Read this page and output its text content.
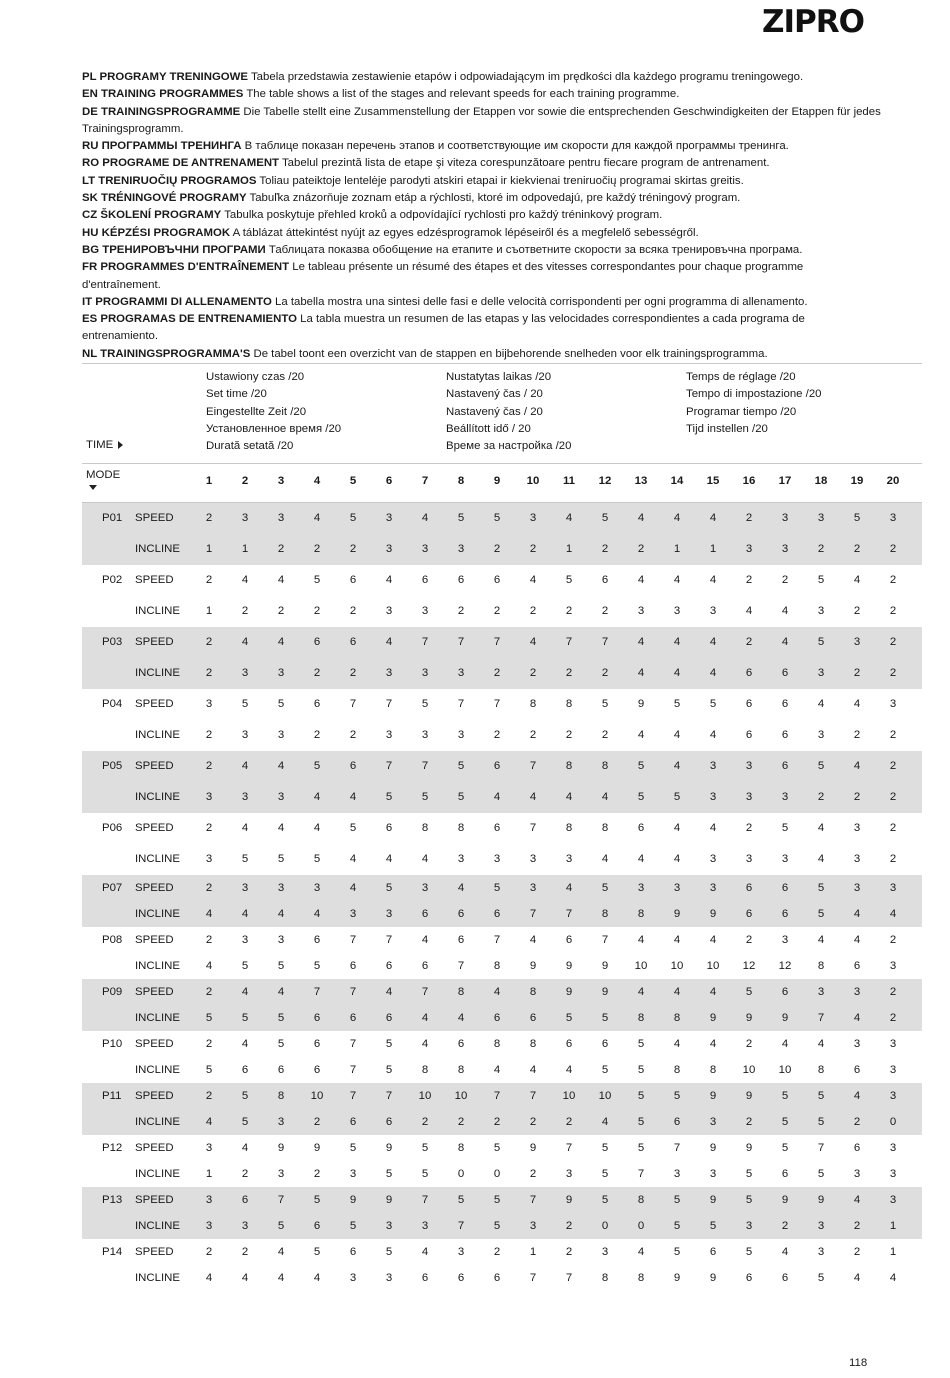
ZIPRO

PL PROGRAMY TRENINGOWE Tabela przedstawia zestawienie etapów i odpowiadającym im prędkości dla każdego programu treningowego.

EN TRAINING PROGRAMMES The table shows a list of the stages and relevant speeds for each training programme.

DE TRAININGSPROGRAMME Die Tabelle stellt eine Zusammenstellung der Etappen vor sowie die entsprechenden Geschwindigkeiten der Etappen für jedes Trainingsprogramm.

RU ПРОГРАММЫ ТРЕНИНГА В таблице показан перечень этапов и соответствующие им скорости для каждой программы тренинга.

RO PROGRAME DE ANTRENAMENT Tabelul prezintă lista de etape şi viteza corespunzătoare pentru fiecare program de antrenament.

LT TRENIRUOČIŲ PROGRAMOS Toliau pateiktoje lentelėje parodyti atskiri etapai ir kiekvienai treniruočių programai skirtas greitis.

SK TRÉNINGOVÉ PROGRAMY Tabuľka znázorňuje zoznam etáp a rýchlosti, ktoré im odpovedajú, pre každý tréningový program.

CZ ŠKOLENÍ PROGRAMY Tabulka poskytuje přehled kroků a odpovídající rychlosti pro každý tréninkový program.

HU KÉPZÉSI PROGRAMOK A táblázat áttekintést nyújt az egyes edzésprogramok lépéseiről és a megfelelő sebességről.

BG ТРЕНИРОВЪЧНИ ПРОГРАМИ Таблицата показва обобщение на етапите и съответните скорости за всяка тренировъчна програма.

FR PROGRAMMES D'ENTRAÎNEMENT Le tableau présente un résumé des étapes et des vitesses correspondantes pour chaque programme d'entraînement.

IT PROGRAMMI DI ALLENAMENTO La tabella mostra una sintesi delle fasi e delle velocità corrispondenti per ogni programma di allenamento.

ES PROGRAMAS DE ENTRENAMIENTO La tabla muestra un resumen de las etapas y las velocidades correspondientes a cada programa de entrenamiento.

NL TRAININGSPROGRAMMA'S De tabel toont een overzicht van de stappen en bijbehorende snelheden voor elk trainingsprogramma.

Ustawiony czas /20
Set time /20
Eingestellte Zeit /20
Установленное время /20
Durată setată /20
Nustatytas laikas /20
Nastavený čas / 20
Nastavený čas / 20
Beállított idő / 20
Време за настройка /20
Temps de réglage /20
Tempo di impostazione /20
Programar tiempo /20
Tijd instellen /20
TIME
MODE	1	2	3	4	5	6	7	8	9	10	11	12	13	14	15	16	17	18	19	20
P01 SPEED	2	3	3	4	5	3	4	5	5	3	4	5	4	4	4	2	3	3	5	3
INCLINE	1	1	2	2	2	3	3	3	2	2	1	2	2	1	1	3	3	2	2	2
P02 SPEED	2	4	4	5	6	4	6	6	6	4	5	6	4	4	4	2	2	5	4	2
INCLINE	1	2	2	2	2	3	3	2	2	2	2	2	3	3	3	4	4	3	2	2
P03 SPEED	2	4	4	6	6	4	7	7	7	4	7	7	4	4	4	2	4	5	3	2
INCLINE	2	3	3	2	2	3	3	3	2	2	2	2	4	4	4	6	6	3	2	2
P04 SPEED	3	5	5	6	7	7	5	7	7	8	8	5	9	5	5	6	6	4	4	3
INCLINE	2	3	3	2	2	3	3	3	2	2	2	2	4	4	4	6	6	3	2	2
P05 SPEED	2	4	4	5	6	7	7	5	6	7	8	8	5	4	3	3	6	5	4	2
INCLINE	3	3	3	4	4	5	5	5	4	4	4	4	5	5	3	3	3	2	2	2
P06 SPEED	2	4	4	4	5	6	8	8	6	7	8	8	6	4	4	2	5	4	3	2
INCLINE	3	5	5	5	4	4	4	3	3	3	3	4	4	4	3	3	3	4	3	2
P07 SPEED	2	3	3	3	4	5	3	4	5	3	4	5	3	3	3	6	6	5	3	3
INCLINE	4	4	4	4	3	3	6	6	6	7	7	8	8	9	9	6	6	5	4	4
P08 SPEED	2	3	3	6	7	7	4	6	7	4	6	7	4	4	4	2	3	4	4	2
INCLINE	4	5	5	5	6	6	6	7	8	9	9	9	10	10	10	12	12	8	6	3
P09 SPEED	2	4	4	7	7	4	7	8	4	8	9	9	4	4	4	5	6	3	3	2
INCLINE	5	5	5	6	6	6	4	4	6	6	5	5	8	8	9	9	9	7	4	2
P10 SPEED	2	4	5	6	7	5	4	6	8	8	6	6	5	4	4	2	4	4	3	3
INCLINE	5	6	6	6	7	5	8	8	4	4	4	5	5	8	8	10	10	8	6	3
P11 SPEED	2	5	8	10	7	7	10	10	7	7	10	10	5	5	9	9	5	5	4	3
INCLINE	4	5	3	2	6	6	2	2	2	2	2	4	5	6	3	2	5	5	2	0
P12 SPEED	3	4	9	9	5	9	5	8	5	9	7	5	5	7	9	9	5	7	6	3
INCLINE	1	2	3	2	3	5	5	0	0	2	3	5	7	3	3	5	6	5	3	3
P13 SPEED	3	6	7	5	9	9	7	5	5	7	9	5	8	5	9	5	9	9	4	3
INCLINE	3	3	5	6	5	3	3	7	5	3	2	0	0	5	5	3	2	3	2	1
P14 SPEED	2	2	4	5	6	5	4	3	2	1	2	3	4	5	6	5	4	3	2	1
INCLINE	4	4	4	4	3	3	6	6	6	7	7	8	8	9	9	6	6	5	4	4
118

- What to do:
Copy each line of the preceding data that contains the string "скорости".

- Solution to this problem:
RU ПРОГРАММЫ ТРЕНИНГА В таблице показан перечень этапов и соответствующие им скорости для каждой программы тренинга.
BG ТРЕНИРОВЪЧНИ ПРОГРАМИ Таблицата показва обобщение на етапите и съответните скорости за всяка тренировъчна програма.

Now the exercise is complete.